[start Data extract]
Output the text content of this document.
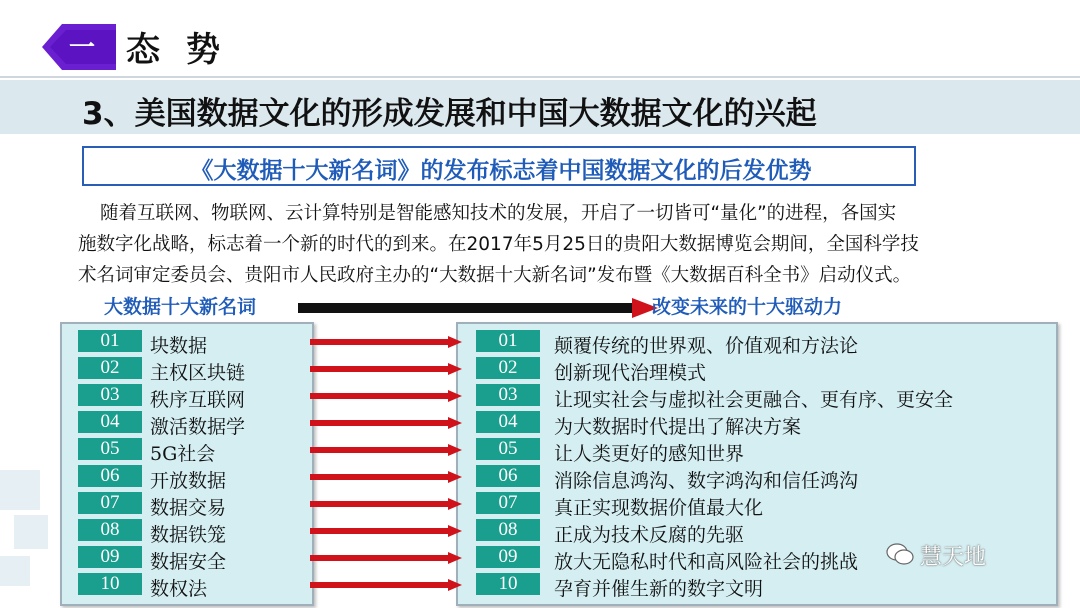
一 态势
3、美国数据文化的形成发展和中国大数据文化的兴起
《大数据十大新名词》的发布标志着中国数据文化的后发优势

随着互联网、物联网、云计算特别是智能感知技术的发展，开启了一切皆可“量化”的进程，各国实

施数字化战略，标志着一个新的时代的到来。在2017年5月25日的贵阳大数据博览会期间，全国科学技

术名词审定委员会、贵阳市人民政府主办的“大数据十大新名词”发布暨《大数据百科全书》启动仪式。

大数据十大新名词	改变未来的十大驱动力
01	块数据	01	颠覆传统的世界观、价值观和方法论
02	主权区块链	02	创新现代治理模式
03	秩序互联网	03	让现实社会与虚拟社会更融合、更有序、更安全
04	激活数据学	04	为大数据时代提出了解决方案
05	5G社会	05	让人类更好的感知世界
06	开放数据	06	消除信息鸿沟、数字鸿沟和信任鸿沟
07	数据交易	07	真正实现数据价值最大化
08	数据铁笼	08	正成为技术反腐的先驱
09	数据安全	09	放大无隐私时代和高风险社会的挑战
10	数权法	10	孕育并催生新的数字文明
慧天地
[end Data extract]
[start Data extract]
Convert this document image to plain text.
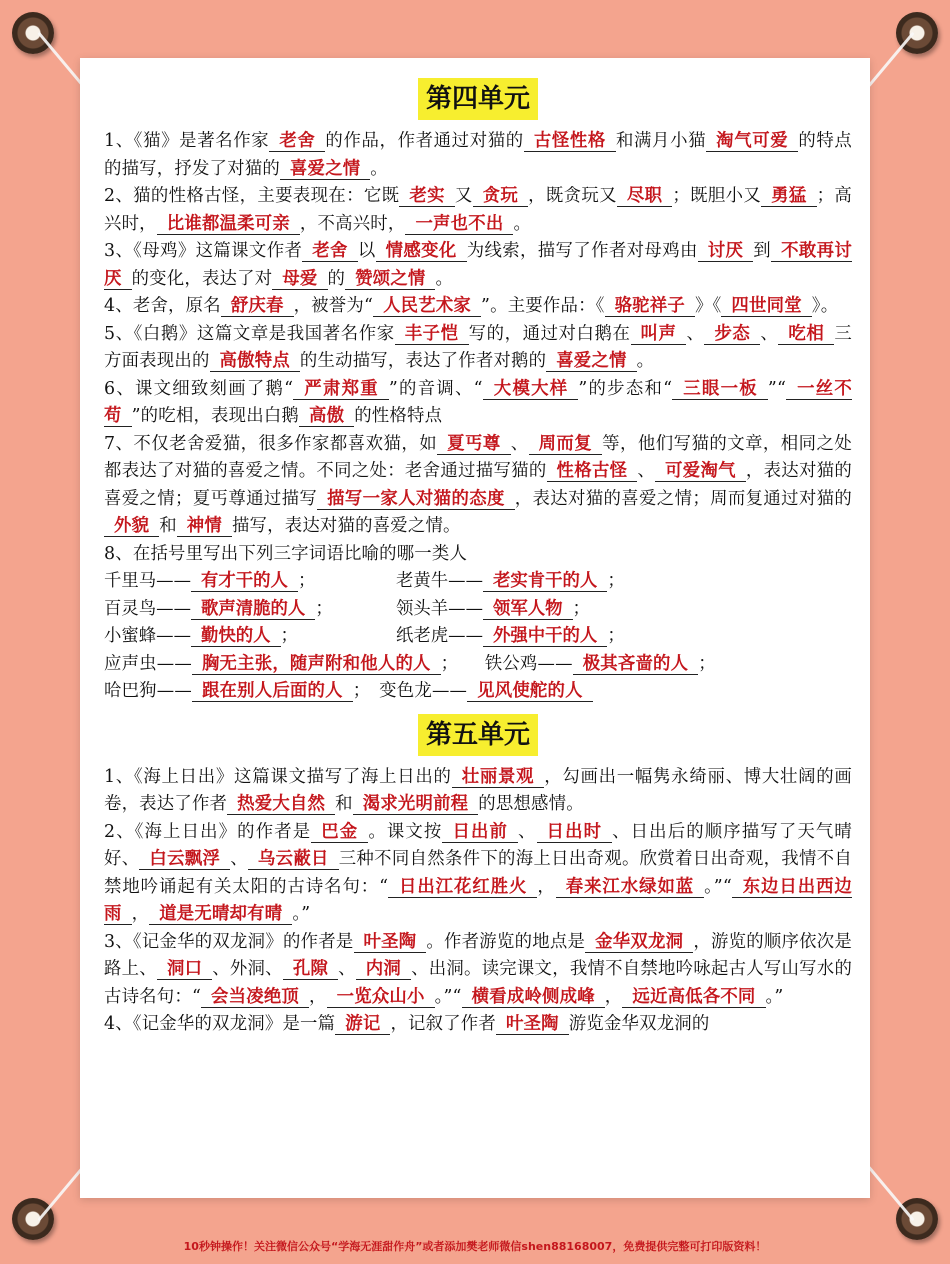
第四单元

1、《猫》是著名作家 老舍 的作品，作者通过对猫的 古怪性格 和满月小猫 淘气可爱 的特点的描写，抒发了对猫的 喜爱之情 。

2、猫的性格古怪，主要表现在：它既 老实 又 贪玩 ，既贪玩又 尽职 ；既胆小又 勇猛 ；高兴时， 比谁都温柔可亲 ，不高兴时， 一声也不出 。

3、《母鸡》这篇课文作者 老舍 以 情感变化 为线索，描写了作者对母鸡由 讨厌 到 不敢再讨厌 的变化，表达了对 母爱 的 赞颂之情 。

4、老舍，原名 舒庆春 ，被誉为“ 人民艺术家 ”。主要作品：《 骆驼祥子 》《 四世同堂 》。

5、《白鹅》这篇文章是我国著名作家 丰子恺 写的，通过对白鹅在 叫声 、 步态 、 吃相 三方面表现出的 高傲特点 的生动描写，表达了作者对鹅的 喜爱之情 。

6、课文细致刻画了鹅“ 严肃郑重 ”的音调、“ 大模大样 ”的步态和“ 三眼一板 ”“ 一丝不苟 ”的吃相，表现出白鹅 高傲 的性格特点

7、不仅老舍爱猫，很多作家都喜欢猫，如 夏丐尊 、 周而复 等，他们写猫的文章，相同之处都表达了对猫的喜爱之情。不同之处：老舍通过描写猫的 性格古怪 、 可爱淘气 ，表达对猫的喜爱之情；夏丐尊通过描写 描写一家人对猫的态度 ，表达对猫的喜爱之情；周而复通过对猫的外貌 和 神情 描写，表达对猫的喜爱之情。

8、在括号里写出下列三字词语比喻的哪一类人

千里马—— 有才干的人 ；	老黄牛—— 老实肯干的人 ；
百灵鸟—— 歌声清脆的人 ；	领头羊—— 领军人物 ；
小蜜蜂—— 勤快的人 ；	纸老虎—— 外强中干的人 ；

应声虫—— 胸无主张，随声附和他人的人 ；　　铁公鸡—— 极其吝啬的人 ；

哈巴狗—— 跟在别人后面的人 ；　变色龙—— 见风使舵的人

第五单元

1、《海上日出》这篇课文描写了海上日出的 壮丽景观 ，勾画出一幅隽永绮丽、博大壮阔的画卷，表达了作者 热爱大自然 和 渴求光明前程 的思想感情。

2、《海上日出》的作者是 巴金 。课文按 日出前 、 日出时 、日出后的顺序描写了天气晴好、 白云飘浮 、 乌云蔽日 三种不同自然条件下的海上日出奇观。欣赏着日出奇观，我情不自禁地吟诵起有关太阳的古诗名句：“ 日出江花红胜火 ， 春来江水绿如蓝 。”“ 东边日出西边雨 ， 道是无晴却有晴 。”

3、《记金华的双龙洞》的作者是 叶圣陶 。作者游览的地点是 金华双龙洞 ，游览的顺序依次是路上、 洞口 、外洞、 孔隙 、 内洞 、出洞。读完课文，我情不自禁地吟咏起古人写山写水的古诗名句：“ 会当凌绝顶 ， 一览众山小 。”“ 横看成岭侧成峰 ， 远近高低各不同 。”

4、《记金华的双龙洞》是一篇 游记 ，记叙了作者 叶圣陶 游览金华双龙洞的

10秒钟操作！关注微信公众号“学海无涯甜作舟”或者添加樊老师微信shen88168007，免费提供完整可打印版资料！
[end Data extract]
**What is expected**
Extract every line containing the string "this" from the data above.

**Completed task**
Output the text content of this document.
Convert this document image to plain text.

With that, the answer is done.